• **PROBLEM TO SOLVE**: The data below needs to be returned exactly, line for line.

[START SOURCE DATA]

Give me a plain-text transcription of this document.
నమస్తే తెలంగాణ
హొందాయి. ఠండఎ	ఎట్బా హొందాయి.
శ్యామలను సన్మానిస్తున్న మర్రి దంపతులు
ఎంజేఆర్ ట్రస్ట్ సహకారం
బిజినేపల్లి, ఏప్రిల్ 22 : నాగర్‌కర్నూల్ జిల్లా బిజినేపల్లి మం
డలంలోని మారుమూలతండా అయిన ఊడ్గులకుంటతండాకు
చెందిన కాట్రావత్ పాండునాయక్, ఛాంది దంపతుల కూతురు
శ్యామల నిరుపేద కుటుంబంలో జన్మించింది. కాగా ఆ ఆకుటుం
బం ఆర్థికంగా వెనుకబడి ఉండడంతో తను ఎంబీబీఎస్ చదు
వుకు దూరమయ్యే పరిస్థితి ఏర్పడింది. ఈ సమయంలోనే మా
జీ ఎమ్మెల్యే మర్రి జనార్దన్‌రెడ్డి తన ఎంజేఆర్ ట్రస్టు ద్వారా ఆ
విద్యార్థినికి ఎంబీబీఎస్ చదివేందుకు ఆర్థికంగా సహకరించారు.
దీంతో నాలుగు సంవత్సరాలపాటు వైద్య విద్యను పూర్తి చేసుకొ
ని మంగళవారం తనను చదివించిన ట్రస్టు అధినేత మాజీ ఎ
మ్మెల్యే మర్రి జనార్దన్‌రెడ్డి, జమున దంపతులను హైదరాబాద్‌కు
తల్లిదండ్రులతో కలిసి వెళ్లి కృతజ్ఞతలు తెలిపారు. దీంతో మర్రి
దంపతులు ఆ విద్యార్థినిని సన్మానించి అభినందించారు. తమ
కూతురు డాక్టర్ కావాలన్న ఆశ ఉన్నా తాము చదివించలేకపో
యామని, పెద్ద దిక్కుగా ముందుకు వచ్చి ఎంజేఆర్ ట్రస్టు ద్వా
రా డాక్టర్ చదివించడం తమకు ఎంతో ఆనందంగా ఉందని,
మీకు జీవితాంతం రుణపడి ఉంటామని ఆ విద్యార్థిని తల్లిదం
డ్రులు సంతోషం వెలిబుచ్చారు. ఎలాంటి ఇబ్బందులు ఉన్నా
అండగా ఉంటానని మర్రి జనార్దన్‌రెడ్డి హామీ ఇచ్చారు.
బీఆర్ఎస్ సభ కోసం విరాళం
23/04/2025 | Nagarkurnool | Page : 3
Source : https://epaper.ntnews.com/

[END SOURCE DATA]

• **RESULT OF THIS EXERCISE**:
Give me a plain-text transcription of this document.
నమస్తే తెలంగాణ
హొందాయి. ఠండఎ	ఎట్బా హొందాయి.
శ్యామలను సన్మానిస్తున్న మర్రి దంపతులు
ఎంజేఆర్ ట్రస్ట్ సహకారం
బిజినేపల్లి, ఏప్రిల్ 22 : నాగర్‌కర్నూల్ జిల్లా బిజినేపల్లి మం
డలంలోని మారుమూలతండా అయిన ఊడ్గులకుంటతండాకు
చెందిన కాట్రావత్ పాండునాయక్, ఛాంది దంపతుల కూతురు
శ్యామల నిరుపేద కుటుంబంలో జన్మించింది. కాగా ఆ ఆకుటుం
బం ఆర్థికంగా వెనుకబడి ఉండడంతో తను ఎంబీబీఎస్ చదు
వుకు దూరమయ్యే పరిస్థితి ఏర్పడింది. ఈ సమయంలోనే మా
జీ ఎమ్మెల్యే మర్రి జనార్దన్‌రెడ్డి తన ఎంజేఆర్ ట్రస్టు ద్వారా ఆ
విద్యార్థినికి ఎంబీబీఎస్ చదివేందుకు ఆర్థికంగా సహకరించారు.
దీంతో నాలుగు సంవత్సరాలపాటు వైద్య విద్యను పూర్తి చేసుకొ
ని మంగళవారం తనను చదివించిన ట్రస్టు అధినేత మాజీ ఎ
మ్మెల్యే మర్రి జనార్దన్‌రెడ్డి, జమున దంపతులను హైదరాబాద్‌కు
తల్లిదండ్రులతో కలిసి వెళ్లి కృతజ్ఞతలు తెలిపారు. దీంతో మర్రి
దంపతులు ఆ విద్యార్థినిని సన్మానించి అభినందించారు. తమ
కూతురు డాక్టర్ కావాలన్న ఆశ ఉన్నా తాము చదివించలేకపో
యామని, పెద్ద దిక్కుగా ముందుకు వచ్చి ఎంజేఆర్ ట్రస్టు ద్వా
రా డాక్టర్ చదివించడం తమకు ఎంతో ఆనందంగా ఉందని,
మీకు జీవితాంతం రుణపడి ఉంటామని ఆ విద్యార్థిని తల్లిదం
డ్రులు సంతోషం వెలిబుచ్చారు. ఎలాంటి ఇబ్బందులు ఉన్నా
అండగా ఉంటానని మర్రి జనార్దన్‌రెడ్డి హామీ ఇచ్చారు.
బీఆర్ఎస్ సభ కోసం విరాళం
23/04/2025 | Nagarkurnool | Page : 3
Source : https://epaper.ntnews.com/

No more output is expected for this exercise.